[Work to do]
Take the entries below and reproduce them word for word.

[Excerpted records]
Begin

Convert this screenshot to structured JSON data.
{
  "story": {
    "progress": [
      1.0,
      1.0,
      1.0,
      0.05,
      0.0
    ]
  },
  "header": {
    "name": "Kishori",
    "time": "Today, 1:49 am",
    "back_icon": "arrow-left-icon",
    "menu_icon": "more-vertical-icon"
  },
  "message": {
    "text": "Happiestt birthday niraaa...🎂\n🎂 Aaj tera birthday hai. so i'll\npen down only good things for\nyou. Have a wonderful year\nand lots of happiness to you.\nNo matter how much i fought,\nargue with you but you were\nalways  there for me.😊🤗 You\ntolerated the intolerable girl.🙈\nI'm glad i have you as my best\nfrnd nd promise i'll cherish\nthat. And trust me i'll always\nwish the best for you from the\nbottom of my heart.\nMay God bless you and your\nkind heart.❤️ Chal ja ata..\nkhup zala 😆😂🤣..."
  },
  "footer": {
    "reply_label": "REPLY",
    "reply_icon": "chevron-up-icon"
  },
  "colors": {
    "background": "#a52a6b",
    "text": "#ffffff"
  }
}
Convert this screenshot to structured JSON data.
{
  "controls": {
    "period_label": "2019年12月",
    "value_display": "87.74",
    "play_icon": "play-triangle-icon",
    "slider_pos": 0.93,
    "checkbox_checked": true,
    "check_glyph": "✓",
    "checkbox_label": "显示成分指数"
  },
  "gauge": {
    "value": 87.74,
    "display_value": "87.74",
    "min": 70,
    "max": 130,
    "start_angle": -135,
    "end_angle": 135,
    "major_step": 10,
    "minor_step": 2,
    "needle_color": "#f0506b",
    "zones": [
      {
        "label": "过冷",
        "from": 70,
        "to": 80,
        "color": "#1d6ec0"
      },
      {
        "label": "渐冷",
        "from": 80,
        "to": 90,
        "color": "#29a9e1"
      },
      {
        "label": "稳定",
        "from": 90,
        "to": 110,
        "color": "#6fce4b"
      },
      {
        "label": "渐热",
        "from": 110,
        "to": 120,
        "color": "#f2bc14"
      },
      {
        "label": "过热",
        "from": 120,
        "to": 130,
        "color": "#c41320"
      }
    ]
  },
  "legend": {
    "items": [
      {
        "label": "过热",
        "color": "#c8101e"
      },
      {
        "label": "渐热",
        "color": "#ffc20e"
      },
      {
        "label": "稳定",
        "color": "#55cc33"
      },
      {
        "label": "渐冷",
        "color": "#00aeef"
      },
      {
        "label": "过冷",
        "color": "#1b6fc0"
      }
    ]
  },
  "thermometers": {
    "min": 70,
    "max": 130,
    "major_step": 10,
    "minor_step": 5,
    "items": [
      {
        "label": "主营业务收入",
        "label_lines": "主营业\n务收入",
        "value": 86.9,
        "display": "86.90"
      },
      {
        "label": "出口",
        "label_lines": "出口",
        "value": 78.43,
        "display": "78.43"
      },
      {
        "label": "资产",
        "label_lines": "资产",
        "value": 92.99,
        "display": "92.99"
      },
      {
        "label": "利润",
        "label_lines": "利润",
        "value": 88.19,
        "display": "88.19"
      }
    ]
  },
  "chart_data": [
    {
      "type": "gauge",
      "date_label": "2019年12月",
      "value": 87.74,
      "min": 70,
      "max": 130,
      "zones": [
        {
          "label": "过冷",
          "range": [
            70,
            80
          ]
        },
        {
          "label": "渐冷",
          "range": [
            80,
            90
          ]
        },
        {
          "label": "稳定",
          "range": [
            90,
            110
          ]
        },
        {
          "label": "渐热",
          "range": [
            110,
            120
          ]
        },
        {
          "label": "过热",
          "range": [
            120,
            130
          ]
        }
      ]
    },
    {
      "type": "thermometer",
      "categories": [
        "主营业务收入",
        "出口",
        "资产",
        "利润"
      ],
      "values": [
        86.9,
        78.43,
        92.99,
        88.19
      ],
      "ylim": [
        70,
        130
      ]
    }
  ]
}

End

[Complete answer]
Convert this screenshot to structured JSON data.
{
  "story": {
    "progress": [
      1.0,
      1.0,
      1.0,
      0.05,
      0.0
    ]
  },
  "header": {
    "name": "Kishori",
    "time": "Today, 1:49 am",
    "back_icon": "arrow-left-icon",
    "menu_icon": "more-vertical-icon"
  },
  "message": {
    "text": "Happiestt birthday niraaa...🎂\n🎂 Aaj tera birthday hai. so i'll\npen down only good things for\nyou. Have a wonderful year\nand lots of happiness to you.\nNo matter how much i fought,\nargue with you but you were\nalways  there for me.😊🤗 You\ntolerated the intolerable girl.🙈\nI'm glad i have you as my best\nfrnd nd promise i'll cherish\nthat. And trust me i'll always\nwish the best for you from the\nbottom of my heart.\nMay God bless you and your\nkind heart.❤️ Chal ja ata..\nkhup zala 😆😂🤣..."
  },
  "footer": {
    "reply_label": "REPLY",
    "reply_icon": "chevron-up-icon"
  },
  "colors": {
    "background": "#a52a6b",
    "text": "#ffffff"
  }
}
Convert this screenshot to structured JSON data.
{
  "controls": {
    "period_label": "2019年12月",
    "value_display": "87.74",
    "play_icon": "play-triangle-icon",
    "slider_pos": 0.93,
    "checkbox_checked": true,
    "check_glyph": "✓",
    "checkbox_label": "显示成分指数"
  },
  "gauge": {
    "value": 87.74,
    "display_value": "87.74",
    "min": 70,
    "max": 130,
    "start_angle": -135,
    "end_angle": 135,
    "major_step": 10,
    "minor_step": 2,
    "needle_color": "#f0506b",
    "zones": [
      {
        "label": "过冷",
        "from": 70,
        "to": 80,
        "color": "#1d6ec0"
      },
      {
        "label": "渐冷",
        "from": 80,
        "to": 90,
        "color": "#29a9e1"
      },
      {
        "label": "稳定",
        "from": 90,
        "to": 110,
        "color": "#6fce4b"
      },
      {
        "label": "渐热",
        "from": 110,
        "to": 120,
        "color": "#f2bc14"
      },
      {
        "label": "过热",
        "from": 120,
        "to": 130,
        "color": "#c41320"
      }
    ]
  },
  "legend": {
    "items": [
      {
        "label": "过热",
        "color": "#c8101e"
      },
      {
        "label": "渐热",
        "color": "#ffc20e"
      },
      {
        "label": "稳定",
        "color": "#55cc33"
      },
      {
        "label": "渐冷",
        "color": "#00aeef"
      },
      {
        "label": "过冷",
        "color": "#1b6fc0"
      }
    ]
  },
  "thermometers": {
    "min": 70,
    "max": 130,
    "major_step": 10,
    "minor_step": 5,
    "items": [
      {
        "label": "主营业务收入",
        "label_lines": "主营业\n务收入",
        "value": 86.9,
        "display": "86.90"
      },
      {
        "label": "出口",
        "label_lines": "出口",
        "value": 78.43,
        "display": "78.43"
      },
      {
        "label": "资产",
        "label_lines": "资产",
        "value": 92.99,
        "display": "92.99"
      },
      {
        "label": "利润",
        "label_lines": "利润",
        "value": 88.19,
        "display": "88.19"
      }
    ]
  },
  "chart_data": [
    {
      "type": "gauge",
      "date_label": "2019年12月",
      "value": 87.74,
      "min": 70,
      "max": 130,
      "zones": [
        {
          "label": "过冷",
          "range": [
            70,
            80
          ]
        },
        {
          "label": "渐冷",
          "range": [
            80,
            90
          ]
        },
        {
          "label": "稳定",
          "range": [
            90,
            110
          ]
        },
        {
          "label": "渐热",
          "range": [
            110,
            120
          ]
        },
        {
          "label": "过热",
          "range": [
            120,
            130
          ]
        }
      ]
    },
    {
      "type": "thermometer",
      "categories": [
        "主营业务收入",
        "出口",
        "资产",
        "利润"
      ],
      "values": [
        86.9,
        78.43,
        92.99,
        88.19
      ],
      "ylim": [
        70,
        130
      ]
    }
  ]
}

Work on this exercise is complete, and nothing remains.